Chart and figure data:
== == ==

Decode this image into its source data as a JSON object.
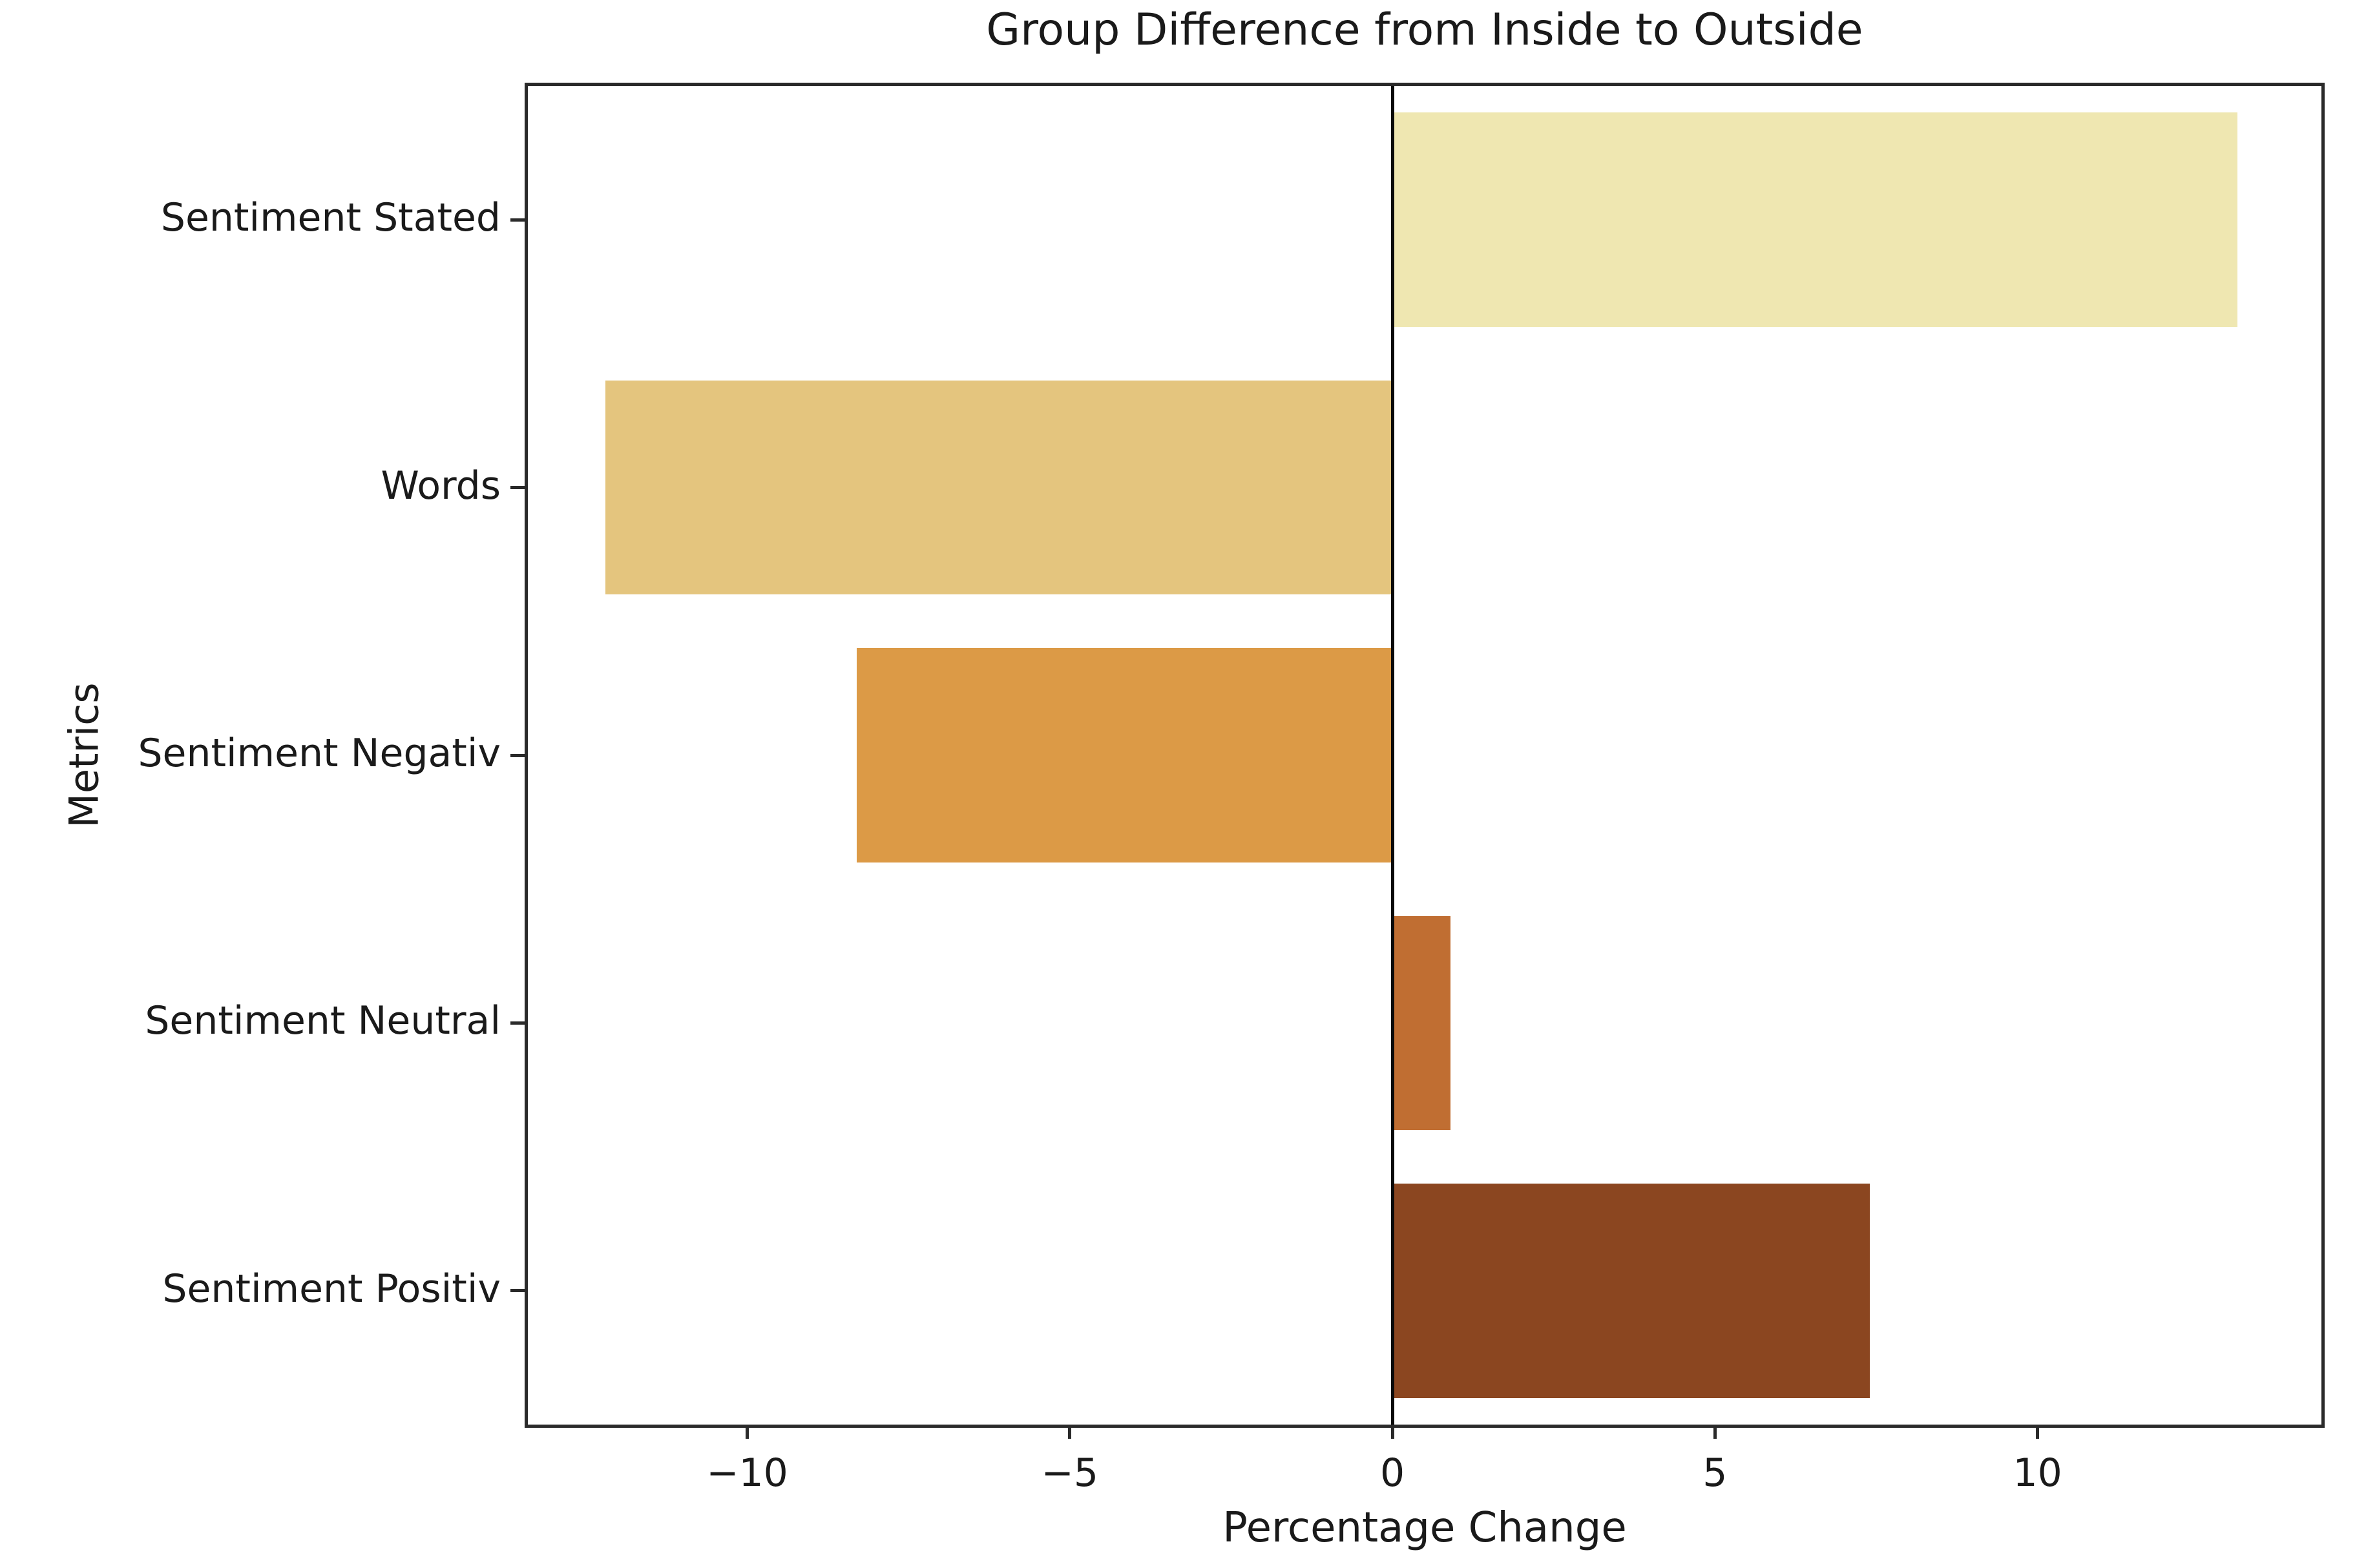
{
  "chart_data": {
    "type": "bar",
    "orientation": "horizontal",
    "title": "Group Difference from Inside to Outside",
    "xlabel": "Percentage Change",
    "ylabel": "Metrics",
    "categories": [
      "Sentiment Stated",
      "Words",
      "Sentiment Negativ",
      "Sentiment Neutral",
      "Sentiment Positiv"
    ],
    "values": [
      13.1,
      -12.2,
      -8.3,
      0.9,
      7.4
    ],
    "bar_colors": [
      "#EFE7B1",
      "#E4C57E",
      "#DC9A46",
      "#C06E32",
      "#8B4620"
    ],
    "xlim": [
      -13.4,
      14.4
    ],
    "x_ticks": [
      -10,
      -5,
      0,
      5,
      10
    ],
    "x_tick_labels": [
      "−10",
      "−5",
      "0",
      "5",
      "10"
    ],
    "zero_line": true,
    "grid": false,
    "legend_position": "none",
    "background_color": "#ffffff",
    "spine_color": "#2a2a2a",
    "bar_fraction": 0.8
  }
}
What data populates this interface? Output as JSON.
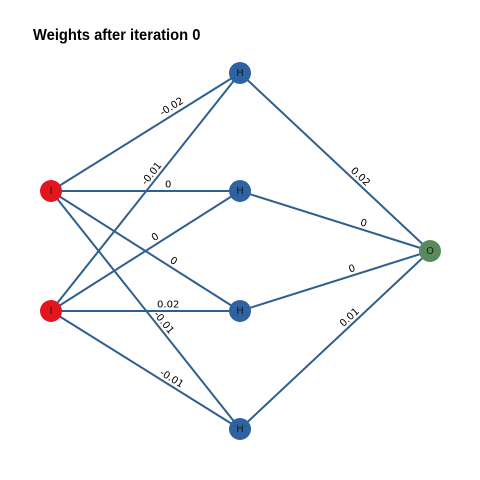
{
  "title": "Weights after iteration 0",
  "colors": {
    "edge": "#2f5f8f",
    "input_node": "#e3151f",
    "hidden_node": "#2f62a0",
    "output_node": "#5a8a5c"
  },
  "nodes": [
    {
      "id": "i1",
      "label": "I",
      "kind": "input"
    },
    {
      "id": "i2",
      "label": "I",
      "kind": "input"
    },
    {
      "id": "h1",
      "label": "H",
      "kind": "hidden"
    },
    {
      "id": "h2",
      "label": "H",
      "kind": "hidden"
    },
    {
      "id": "h3",
      "label": "H",
      "kind": "hidden"
    },
    {
      "id": "h4",
      "label": "H",
      "kind": "hidden"
    },
    {
      "id": "o1",
      "label": "O",
      "kind": "output"
    }
  ],
  "edges": [
    {
      "from": "i1",
      "to": "h1",
      "weight": "-0.02"
    },
    {
      "from": "i1",
      "to": "h2",
      "weight": "0"
    },
    {
      "from": "i1",
      "to": "h3",
      "weight": "0"
    },
    {
      "from": "i1",
      "to": "h4",
      "weight": "-0.01"
    },
    {
      "from": "i2",
      "to": "h1",
      "weight": "-0.01"
    },
    {
      "from": "i2",
      "to": "h2",
      "weight": "0"
    },
    {
      "from": "i2",
      "to": "h3",
      "weight": "0.02"
    },
    {
      "from": "i2",
      "to": "h4",
      "weight": "-0.01"
    },
    {
      "from": "h1",
      "to": "o1",
      "weight": "0.02"
    },
    {
      "from": "h2",
      "to": "o1",
      "weight": "0"
    },
    {
      "from": "h3",
      "to": "o1",
      "weight": "0"
    },
    {
      "from": "h4",
      "to": "o1",
      "weight": "0.01"
    }
  ]
}
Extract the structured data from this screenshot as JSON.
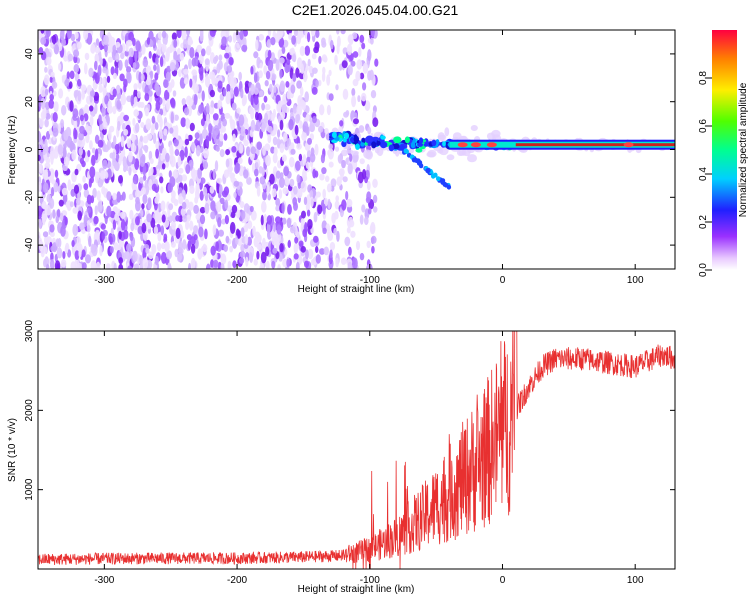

== == ==

Task brief:
Quote the data exactly, leaving every image out of the copy.

Worked solution:
Decode this image into its source data as a JSON object.
{
  "chart_data": {
    "type": "bar",
    "orientation": "horizontal",
    "title": "Group Difference from Inside to Outside",
    "xlabel": "Percentage Change",
    "ylabel": "Metrics",
    "categories": [
      "Sentiment Stated",
      "Words",
      "Sentiment Negativ",
      "Sentiment Neutral",
      "Sentiment Positiv"
    ],
    "values": [
      13.1,
      -12.2,
      -8.3,
      0.9,
      7.4
    ],
    "bar_colors": [
      "#EFE7B1",
      "#E4C57E",
      "#DC9A46",
      "#C06E32",
      "#8B4620"
    ],
    "xlim": [
      -13.4,
      14.4
    ],
    "x_ticks": [
      -10,
      -5,
      0,
      5,
      10
    ],
    "x_tick_labels": [
      "−10",
      "−5",
      "0",
      "5",
      "10"
    ],
    "zero_line": true,
    "grid": false,
    "legend_position": "none",
    "background_color": "#ffffff",
    "spine_color": "#2a2a2a",
    "bar_fraction": 0.8
  }
}
What data populates this interface? Output as JSON.
{
  "title": "Weights after iteration 0",
  "colors": {
    "edge": "#2f5f8f",
    "input_node": "#e3151f",
    "hidden_node": "#2f62a0",
    "output_node": "#5a8a5c"
  },
  "nodes": [
    {
      "id": "i1",
      "label": "I",
      "kind": "input"
    },
    {
      "id": "i2",
      "label": "I",
      "kind": "input"
    },
    {
      "id": "h1",
      "label": "H",
      "kind": "hidden"
    },
    {
      "id": "h2",
      "label": "H",
      "kind": "hidden"
    },
    {
      "id": "h3",
      "label": "H",
      "kind": "hidden"
    },
    {
      "id": "h4",
      "label": "H",
      "kind": "hidden"
    },
    {
      "id": "o1",
      "label": "O",
      "kind": "output"
    }
  ],
  "edges": [
    {
      "from": "i1",
      "to": "h1",
      "weight": "-0.02"
    },
    {
      "from": "i1",
      "to": "h2",
      "weight": "0"
    },
    {
      "from": "i1",
      "to": "h3",
      "weight": "0"
    },
    {
      "from": "i1",
      "to": "h4",
      "weight": "-0.01"
    },
    {
      "from": "i2",
      "to": "h1",
      "weight": "-0.01"
    },
    {
      "from": "i2",
      "to": "h2",
      "weight": "0"
    },
    {
      "from": "i2",
      "to": "h3",
      "weight": "0.02"
    },
    {
      "from": "i2",
      "to": "h4",
      "weight": "-0.01"
    },
    {
      "from": "h1",
      "to": "o1",
      "weight": "0.02"
    },
    {
      "from": "h2",
      "to": "o1",
      "weight": "0"
    },
    {
      "from": "h3",
      "to": "o1",
      "weight": "0"
    },
    {
      "from": "h4",
      "to": "o1",
      "weight": "0.01"
    }
  ]
}
Extract the structured data from this screenshot as JSON.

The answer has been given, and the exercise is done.